# [Selected extract]
^^^^

Opinions divided on whether Australia could effectively ban extremist far-right organisations
It's good that such bans are only talk at this stage. The big issue is in defining who is "extremist far-right". In America, conservative family-oriented organizations are sometimes branded as "white supremacist" or the like simply because they are conservative. One man's moderate can be another man's extremist.
To me all American Leftists are racist extremists because of their support for "affirmative action". So any bans should be founded on a very clear definition of "far right" and "extremist" that is widely agreed on both sides of the political spectrum.
To me the only justifiable bans, if any, are on people who actually practice violence. Big talk is common but it is mostly just hot air. And where do we find any Australian Rightists practicing violence, let alone ones who are members of a violent group? The repeated acts of violence by Muslims surely make them a group of political extremists but that seems to be OK somehow.
The only Australian "Far Rightist" who actually attacked and killed people as far as I can remember was Brenton Tarrant and he was very much a lone wolf. And he was as much a Greenie as a Rightist. And he didn't even carry out his attacks in Australia, sadly for New Zealanders.
So there are undoubtedly some Australians with views that could be described as "far Right" but what harm have they done? They don't seem capable of energizing even one-another into violence, let alone people in the population at large.
Neo Nazis are undoubtedly extremists with some views that identify them as Rightist so what harm have they done in Australia? I did a close-up study of them some years ago (See here and here) and found not even advocacy of violence among them. They would say "I wish.." for violence against someone but showed not the slightest disposion to do anything about it personally.
So if even Australian neo-Nazis are non-violent in practice where are the "extremist far-right" organizations that need to be banned?
Terror analysts say there is growing pressure on Australia to ban extremist far-right organisations as other nations take decisive action on the issue.

^^^^

# [Listed entries]
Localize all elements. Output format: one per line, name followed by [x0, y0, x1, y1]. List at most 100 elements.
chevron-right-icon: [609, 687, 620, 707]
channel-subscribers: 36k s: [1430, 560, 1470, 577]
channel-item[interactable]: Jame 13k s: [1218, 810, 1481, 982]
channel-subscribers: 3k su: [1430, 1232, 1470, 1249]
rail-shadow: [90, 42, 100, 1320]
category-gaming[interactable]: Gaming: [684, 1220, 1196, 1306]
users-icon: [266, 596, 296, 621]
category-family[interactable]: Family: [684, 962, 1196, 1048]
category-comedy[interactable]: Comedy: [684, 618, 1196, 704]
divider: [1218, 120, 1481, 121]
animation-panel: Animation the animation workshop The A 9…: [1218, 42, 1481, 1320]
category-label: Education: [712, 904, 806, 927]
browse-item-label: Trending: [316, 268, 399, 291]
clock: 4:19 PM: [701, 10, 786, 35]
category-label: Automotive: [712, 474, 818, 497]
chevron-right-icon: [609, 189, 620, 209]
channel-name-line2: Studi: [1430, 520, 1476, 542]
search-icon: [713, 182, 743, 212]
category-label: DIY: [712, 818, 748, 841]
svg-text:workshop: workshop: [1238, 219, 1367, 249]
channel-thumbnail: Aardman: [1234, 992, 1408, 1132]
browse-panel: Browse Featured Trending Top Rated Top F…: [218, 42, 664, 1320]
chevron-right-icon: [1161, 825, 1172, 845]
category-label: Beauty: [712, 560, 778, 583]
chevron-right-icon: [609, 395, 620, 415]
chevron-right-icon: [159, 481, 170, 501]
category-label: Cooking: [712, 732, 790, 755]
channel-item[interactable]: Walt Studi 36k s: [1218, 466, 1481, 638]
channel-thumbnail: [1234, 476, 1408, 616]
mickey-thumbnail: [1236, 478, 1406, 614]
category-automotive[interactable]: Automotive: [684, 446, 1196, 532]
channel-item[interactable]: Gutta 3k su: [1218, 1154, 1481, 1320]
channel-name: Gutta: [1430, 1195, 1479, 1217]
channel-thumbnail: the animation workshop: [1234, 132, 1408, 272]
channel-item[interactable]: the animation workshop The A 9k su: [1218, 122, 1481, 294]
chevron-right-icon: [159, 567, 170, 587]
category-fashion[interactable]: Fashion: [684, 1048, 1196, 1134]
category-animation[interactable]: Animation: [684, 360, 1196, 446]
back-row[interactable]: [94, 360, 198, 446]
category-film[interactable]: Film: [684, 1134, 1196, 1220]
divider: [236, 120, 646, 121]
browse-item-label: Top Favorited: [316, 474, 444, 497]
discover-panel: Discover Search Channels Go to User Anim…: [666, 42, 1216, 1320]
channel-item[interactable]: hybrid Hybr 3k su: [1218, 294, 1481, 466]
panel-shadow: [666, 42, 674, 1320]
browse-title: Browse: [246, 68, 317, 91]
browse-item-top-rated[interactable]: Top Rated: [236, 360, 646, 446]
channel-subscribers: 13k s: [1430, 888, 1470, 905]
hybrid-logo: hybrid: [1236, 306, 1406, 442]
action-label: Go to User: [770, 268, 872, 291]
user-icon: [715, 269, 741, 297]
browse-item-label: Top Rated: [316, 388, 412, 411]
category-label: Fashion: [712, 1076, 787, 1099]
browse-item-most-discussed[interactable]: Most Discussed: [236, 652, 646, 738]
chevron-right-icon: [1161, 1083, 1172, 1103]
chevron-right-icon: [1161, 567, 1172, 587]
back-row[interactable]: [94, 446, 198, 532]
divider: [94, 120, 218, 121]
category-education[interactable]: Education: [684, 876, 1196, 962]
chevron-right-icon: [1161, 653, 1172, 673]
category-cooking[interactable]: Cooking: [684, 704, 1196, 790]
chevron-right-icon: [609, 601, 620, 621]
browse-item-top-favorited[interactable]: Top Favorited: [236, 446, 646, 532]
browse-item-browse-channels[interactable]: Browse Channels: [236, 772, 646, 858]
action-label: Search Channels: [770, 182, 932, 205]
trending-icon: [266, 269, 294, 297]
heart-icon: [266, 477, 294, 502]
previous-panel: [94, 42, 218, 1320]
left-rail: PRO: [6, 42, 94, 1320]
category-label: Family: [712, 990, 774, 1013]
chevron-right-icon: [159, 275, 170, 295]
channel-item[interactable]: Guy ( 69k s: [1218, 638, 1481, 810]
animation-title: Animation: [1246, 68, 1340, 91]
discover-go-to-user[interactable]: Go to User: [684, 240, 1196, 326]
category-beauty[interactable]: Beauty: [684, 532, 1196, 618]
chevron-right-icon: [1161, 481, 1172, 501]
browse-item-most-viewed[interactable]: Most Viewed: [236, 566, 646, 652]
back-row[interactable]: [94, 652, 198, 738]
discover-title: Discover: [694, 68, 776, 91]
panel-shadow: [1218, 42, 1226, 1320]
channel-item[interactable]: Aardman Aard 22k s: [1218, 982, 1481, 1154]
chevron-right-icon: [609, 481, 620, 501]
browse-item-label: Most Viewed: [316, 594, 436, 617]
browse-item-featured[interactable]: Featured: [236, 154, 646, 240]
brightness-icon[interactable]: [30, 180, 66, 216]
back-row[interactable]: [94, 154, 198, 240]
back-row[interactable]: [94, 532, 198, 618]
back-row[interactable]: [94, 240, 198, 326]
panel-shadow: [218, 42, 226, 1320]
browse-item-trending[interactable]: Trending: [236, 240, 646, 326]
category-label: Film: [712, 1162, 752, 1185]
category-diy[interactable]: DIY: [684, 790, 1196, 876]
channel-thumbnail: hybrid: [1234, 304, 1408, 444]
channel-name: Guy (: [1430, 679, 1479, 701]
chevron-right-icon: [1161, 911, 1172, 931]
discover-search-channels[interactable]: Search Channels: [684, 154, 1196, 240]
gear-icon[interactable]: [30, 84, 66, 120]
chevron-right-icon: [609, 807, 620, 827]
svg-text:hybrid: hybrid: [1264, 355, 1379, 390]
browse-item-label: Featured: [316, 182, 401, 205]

^^^^

# [Task details]
In the commentary on banning far-right groups, who is named as the only Australian "Far Rightist" the writer remembers actually attacking and killing people? Answer using only the commentary on banning far-right groups, not the listing.

# [Written solution]
Brenton Tarrant